### To be done
Copy the items below word for word, from the very first line through the line that contains "table-row: 4 November".

Page element annotations:
++++++++

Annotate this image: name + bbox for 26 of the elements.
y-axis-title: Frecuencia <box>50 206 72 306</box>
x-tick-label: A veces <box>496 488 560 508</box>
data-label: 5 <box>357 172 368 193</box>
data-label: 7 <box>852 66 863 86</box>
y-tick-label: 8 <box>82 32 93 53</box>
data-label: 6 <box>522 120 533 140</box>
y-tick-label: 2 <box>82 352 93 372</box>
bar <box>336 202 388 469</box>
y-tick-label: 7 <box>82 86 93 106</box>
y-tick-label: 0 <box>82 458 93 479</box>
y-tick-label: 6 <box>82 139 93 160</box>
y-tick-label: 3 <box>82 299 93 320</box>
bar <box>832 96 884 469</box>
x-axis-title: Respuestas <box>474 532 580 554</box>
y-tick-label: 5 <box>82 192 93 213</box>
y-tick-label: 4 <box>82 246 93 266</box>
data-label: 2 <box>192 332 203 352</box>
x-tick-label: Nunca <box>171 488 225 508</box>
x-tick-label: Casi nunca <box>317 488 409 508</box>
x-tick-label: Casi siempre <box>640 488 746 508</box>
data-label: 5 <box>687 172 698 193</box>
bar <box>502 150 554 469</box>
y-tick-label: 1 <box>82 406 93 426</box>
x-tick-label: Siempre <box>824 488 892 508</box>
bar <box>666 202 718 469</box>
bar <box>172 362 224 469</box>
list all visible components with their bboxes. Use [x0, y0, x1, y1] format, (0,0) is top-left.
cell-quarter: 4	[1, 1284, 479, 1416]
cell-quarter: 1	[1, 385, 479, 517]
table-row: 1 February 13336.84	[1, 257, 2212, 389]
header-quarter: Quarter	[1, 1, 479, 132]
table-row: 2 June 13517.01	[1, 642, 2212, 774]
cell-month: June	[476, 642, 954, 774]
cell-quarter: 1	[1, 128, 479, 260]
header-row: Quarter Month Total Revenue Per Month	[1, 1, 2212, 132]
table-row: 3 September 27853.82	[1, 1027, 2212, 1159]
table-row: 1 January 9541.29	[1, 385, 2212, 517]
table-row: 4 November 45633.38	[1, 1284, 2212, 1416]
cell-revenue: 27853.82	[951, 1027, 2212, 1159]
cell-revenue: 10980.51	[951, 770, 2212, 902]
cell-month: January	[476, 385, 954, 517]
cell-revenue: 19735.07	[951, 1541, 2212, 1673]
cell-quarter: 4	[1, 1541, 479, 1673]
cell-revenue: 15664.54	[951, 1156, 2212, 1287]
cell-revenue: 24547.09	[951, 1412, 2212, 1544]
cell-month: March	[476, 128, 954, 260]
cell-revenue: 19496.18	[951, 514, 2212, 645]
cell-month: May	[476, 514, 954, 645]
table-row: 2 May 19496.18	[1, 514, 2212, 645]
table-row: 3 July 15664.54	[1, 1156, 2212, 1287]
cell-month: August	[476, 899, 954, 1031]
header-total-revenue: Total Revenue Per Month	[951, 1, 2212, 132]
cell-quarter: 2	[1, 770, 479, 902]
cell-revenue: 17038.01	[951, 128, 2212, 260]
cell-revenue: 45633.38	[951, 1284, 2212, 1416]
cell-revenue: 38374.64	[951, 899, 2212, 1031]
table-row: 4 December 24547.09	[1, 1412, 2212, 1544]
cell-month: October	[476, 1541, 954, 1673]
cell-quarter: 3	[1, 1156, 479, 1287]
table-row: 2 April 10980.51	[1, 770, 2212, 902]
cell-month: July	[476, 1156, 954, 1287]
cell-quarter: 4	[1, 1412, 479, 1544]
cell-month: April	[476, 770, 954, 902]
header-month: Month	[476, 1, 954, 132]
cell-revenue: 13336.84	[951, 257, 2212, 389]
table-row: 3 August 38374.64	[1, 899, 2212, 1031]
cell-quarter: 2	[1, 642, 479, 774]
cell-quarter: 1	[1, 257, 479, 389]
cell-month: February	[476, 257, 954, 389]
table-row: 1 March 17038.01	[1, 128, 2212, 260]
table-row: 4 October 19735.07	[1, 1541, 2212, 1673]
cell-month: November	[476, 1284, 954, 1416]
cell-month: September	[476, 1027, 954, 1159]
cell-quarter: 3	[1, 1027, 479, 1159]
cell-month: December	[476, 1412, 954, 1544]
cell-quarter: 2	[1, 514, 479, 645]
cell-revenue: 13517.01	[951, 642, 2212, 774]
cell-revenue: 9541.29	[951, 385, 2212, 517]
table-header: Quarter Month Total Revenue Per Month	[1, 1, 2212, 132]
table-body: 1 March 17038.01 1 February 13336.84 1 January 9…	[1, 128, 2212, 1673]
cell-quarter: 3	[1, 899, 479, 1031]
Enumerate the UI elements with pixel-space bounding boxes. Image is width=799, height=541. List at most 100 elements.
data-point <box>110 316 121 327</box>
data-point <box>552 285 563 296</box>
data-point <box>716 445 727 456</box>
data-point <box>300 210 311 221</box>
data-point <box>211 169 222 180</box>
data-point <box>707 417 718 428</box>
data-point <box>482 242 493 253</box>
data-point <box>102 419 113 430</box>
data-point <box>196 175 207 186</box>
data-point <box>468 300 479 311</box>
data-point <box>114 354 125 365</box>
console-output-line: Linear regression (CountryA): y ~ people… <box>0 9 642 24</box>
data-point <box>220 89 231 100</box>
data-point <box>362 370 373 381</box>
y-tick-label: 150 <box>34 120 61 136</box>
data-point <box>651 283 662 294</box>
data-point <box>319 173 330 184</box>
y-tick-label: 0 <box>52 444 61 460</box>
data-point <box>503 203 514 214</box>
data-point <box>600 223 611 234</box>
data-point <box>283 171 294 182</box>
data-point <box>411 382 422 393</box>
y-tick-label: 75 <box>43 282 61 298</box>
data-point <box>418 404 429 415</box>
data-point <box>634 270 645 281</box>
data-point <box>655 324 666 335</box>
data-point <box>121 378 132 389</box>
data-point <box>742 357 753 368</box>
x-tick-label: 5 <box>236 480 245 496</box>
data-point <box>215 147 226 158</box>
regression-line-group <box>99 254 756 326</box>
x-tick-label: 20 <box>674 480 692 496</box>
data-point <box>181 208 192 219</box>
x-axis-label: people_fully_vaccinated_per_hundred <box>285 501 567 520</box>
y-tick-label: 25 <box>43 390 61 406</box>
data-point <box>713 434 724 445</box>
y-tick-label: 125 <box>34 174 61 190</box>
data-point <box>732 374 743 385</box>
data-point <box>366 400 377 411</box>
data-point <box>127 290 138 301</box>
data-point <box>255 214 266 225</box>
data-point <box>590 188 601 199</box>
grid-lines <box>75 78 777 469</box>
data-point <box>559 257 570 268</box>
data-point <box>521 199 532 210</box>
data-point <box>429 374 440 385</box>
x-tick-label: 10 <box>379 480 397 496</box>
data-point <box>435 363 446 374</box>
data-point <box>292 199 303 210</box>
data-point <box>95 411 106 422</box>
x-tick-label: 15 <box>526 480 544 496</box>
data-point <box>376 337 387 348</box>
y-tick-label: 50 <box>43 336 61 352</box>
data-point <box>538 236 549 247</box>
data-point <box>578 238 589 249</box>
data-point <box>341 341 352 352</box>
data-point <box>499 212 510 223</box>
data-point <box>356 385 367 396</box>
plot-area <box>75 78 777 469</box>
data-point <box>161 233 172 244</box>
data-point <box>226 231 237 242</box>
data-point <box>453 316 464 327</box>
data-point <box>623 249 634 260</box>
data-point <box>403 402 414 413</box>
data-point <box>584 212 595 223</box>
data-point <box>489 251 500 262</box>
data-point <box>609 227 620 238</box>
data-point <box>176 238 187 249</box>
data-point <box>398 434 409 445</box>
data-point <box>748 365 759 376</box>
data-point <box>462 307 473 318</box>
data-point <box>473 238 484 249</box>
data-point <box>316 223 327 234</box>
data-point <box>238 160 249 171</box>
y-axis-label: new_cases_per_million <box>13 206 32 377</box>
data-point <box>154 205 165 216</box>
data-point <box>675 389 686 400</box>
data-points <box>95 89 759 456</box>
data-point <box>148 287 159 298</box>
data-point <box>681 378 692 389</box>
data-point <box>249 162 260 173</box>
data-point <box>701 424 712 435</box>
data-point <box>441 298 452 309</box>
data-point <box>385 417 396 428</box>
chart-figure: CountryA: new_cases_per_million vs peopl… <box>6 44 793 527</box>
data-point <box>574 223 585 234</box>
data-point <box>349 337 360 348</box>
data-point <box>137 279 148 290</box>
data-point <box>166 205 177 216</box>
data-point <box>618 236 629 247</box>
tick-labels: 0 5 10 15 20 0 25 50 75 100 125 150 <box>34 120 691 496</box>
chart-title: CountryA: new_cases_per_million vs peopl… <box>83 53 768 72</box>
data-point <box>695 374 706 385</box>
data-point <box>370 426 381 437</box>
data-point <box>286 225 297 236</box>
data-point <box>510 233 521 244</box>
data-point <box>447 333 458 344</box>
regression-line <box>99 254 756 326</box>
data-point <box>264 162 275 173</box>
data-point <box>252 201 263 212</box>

++++++++

### Exercise output
Annotate this image: name + bbox for 26 of the elements.
y-axis-title: Frecuencia <box>50 206 72 306</box>
x-tick-label: A veces <box>496 488 560 508</box>
data-label: 5 <box>357 172 368 193</box>
data-label: 7 <box>852 66 863 86</box>
y-tick-label: 8 <box>82 32 93 53</box>
data-label: 6 <box>522 120 533 140</box>
y-tick-label: 2 <box>82 352 93 372</box>
bar <box>336 202 388 469</box>
y-tick-label: 7 <box>82 86 93 106</box>
y-tick-label: 0 <box>82 458 93 479</box>
y-tick-label: 6 <box>82 139 93 160</box>
y-tick-label: 3 <box>82 299 93 320</box>
bar <box>832 96 884 469</box>
x-axis-title: Respuestas <box>474 532 580 554</box>
y-tick-label: 5 <box>82 192 93 213</box>
y-tick-label: 4 <box>82 246 93 266</box>
data-label: 2 <box>192 332 203 352</box>
x-tick-label: Nunca <box>171 488 225 508</box>
x-tick-label: Casi nunca <box>317 488 409 508</box>
x-tick-label: Casi siempre <box>640 488 746 508</box>
data-label: 5 <box>687 172 698 193</box>
bar <box>502 150 554 469</box>
y-tick-label: 1 <box>82 406 93 426</box>
x-tick-label: Siempre <box>824 488 892 508</box>
bar <box>666 202 718 469</box>
bar <box>172 362 224 469</box>
list all visible components with their bboxes. Use [x0, y0, x1, y1] format, (0,0) is top-left.
cell-quarter: 4	[1, 1284, 479, 1416]
cell-quarter: 1	[1, 385, 479, 517]
table-row: 1 February 13336.84	[1, 257, 2212, 389]
header-quarter: Quarter	[1, 1, 479, 132]
table-row: 2 June 13517.01	[1, 642, 2212, 774]
cell-month: June	[476, 642, 954, 774]
cell-quarter: 1	[1, 128, 479, 260]
header-row: Quarter Month Total Revenue Per Month	[1, 1, 2212, 132]
table-row: 3 September 27853.82	[1, 1027, 2212, 1159]
table-row: 1 January 9541.29	[1, 385, 2212, 517]
table-row: 4 November 45633.38	[1, 1284, 2212, 1416]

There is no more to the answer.